■ **WHAT THE TASK ASKS**:
Copy the lines holding the word "templates", all of them.

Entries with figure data
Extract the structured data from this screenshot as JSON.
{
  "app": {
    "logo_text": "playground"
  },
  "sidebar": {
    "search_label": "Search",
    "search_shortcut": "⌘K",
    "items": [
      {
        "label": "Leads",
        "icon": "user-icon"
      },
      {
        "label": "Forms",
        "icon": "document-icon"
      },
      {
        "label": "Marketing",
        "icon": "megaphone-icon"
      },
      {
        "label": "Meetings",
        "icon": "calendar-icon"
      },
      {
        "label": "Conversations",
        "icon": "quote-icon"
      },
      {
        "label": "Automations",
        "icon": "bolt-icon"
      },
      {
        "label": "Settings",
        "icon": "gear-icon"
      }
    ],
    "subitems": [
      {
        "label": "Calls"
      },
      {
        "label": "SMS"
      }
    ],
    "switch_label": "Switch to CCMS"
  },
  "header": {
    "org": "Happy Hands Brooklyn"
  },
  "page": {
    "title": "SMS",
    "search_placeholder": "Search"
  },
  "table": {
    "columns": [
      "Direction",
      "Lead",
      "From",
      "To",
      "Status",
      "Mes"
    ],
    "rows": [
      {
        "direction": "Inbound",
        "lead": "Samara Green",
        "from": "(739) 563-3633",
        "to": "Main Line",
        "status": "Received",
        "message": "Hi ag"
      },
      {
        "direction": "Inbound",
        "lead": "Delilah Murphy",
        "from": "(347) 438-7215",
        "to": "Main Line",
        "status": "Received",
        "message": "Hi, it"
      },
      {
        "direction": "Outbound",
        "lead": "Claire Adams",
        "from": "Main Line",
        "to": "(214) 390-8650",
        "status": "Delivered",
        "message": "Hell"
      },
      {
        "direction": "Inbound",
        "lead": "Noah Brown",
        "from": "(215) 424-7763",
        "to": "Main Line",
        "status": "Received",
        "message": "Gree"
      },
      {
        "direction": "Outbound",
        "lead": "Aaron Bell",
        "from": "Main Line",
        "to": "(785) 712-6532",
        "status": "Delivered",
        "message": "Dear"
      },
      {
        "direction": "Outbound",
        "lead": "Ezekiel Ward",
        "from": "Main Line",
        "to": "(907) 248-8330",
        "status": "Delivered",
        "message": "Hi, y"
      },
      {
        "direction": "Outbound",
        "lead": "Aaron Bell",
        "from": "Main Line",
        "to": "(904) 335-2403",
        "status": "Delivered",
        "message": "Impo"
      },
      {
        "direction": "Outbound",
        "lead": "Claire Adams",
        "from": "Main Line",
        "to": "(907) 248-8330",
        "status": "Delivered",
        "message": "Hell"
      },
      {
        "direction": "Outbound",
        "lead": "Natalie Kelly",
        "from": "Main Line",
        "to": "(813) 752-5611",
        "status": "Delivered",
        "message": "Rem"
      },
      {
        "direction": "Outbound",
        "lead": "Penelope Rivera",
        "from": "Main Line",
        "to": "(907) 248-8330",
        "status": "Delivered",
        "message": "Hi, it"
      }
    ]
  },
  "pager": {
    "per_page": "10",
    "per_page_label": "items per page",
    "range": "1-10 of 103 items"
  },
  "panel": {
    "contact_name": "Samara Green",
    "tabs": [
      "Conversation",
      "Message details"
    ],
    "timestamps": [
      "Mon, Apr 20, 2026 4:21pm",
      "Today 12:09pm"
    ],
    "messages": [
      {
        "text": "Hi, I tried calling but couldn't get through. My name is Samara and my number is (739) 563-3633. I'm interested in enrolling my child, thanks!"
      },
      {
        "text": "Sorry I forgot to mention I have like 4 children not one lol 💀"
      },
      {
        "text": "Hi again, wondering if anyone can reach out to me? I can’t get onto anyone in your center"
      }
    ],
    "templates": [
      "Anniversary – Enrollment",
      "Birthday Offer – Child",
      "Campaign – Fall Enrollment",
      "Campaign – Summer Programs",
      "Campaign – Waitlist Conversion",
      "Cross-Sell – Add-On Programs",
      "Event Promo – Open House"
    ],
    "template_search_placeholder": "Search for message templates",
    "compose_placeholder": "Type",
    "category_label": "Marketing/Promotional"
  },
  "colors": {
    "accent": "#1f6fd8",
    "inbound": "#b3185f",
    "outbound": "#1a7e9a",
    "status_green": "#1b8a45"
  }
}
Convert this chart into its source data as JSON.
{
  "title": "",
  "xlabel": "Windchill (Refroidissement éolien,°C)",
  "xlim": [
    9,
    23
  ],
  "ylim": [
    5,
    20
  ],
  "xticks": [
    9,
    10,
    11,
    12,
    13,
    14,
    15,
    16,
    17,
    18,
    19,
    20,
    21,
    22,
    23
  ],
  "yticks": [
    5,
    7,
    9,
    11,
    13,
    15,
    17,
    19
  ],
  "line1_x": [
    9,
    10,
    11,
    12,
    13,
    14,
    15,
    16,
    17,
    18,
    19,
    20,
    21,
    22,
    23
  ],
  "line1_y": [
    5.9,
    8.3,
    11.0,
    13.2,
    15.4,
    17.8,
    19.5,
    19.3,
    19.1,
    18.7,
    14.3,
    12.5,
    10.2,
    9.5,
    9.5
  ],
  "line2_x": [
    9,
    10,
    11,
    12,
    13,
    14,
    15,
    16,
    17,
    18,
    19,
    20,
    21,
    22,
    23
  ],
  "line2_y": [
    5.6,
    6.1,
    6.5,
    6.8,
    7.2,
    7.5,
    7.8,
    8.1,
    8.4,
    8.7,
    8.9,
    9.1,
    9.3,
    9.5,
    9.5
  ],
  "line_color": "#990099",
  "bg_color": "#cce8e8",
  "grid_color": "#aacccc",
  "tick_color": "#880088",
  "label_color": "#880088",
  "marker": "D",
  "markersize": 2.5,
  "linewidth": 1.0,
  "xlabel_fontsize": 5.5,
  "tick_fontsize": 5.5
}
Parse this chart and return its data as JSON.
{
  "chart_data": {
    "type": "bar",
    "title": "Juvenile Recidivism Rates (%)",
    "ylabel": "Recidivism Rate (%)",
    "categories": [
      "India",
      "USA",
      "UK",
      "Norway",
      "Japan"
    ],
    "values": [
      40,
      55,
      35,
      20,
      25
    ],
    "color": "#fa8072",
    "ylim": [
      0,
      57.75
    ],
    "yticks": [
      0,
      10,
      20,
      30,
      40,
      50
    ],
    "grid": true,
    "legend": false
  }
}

■ **FULL OUTPUT**:
    "templates": [
    "template_search_placeholder": "Search for message templates",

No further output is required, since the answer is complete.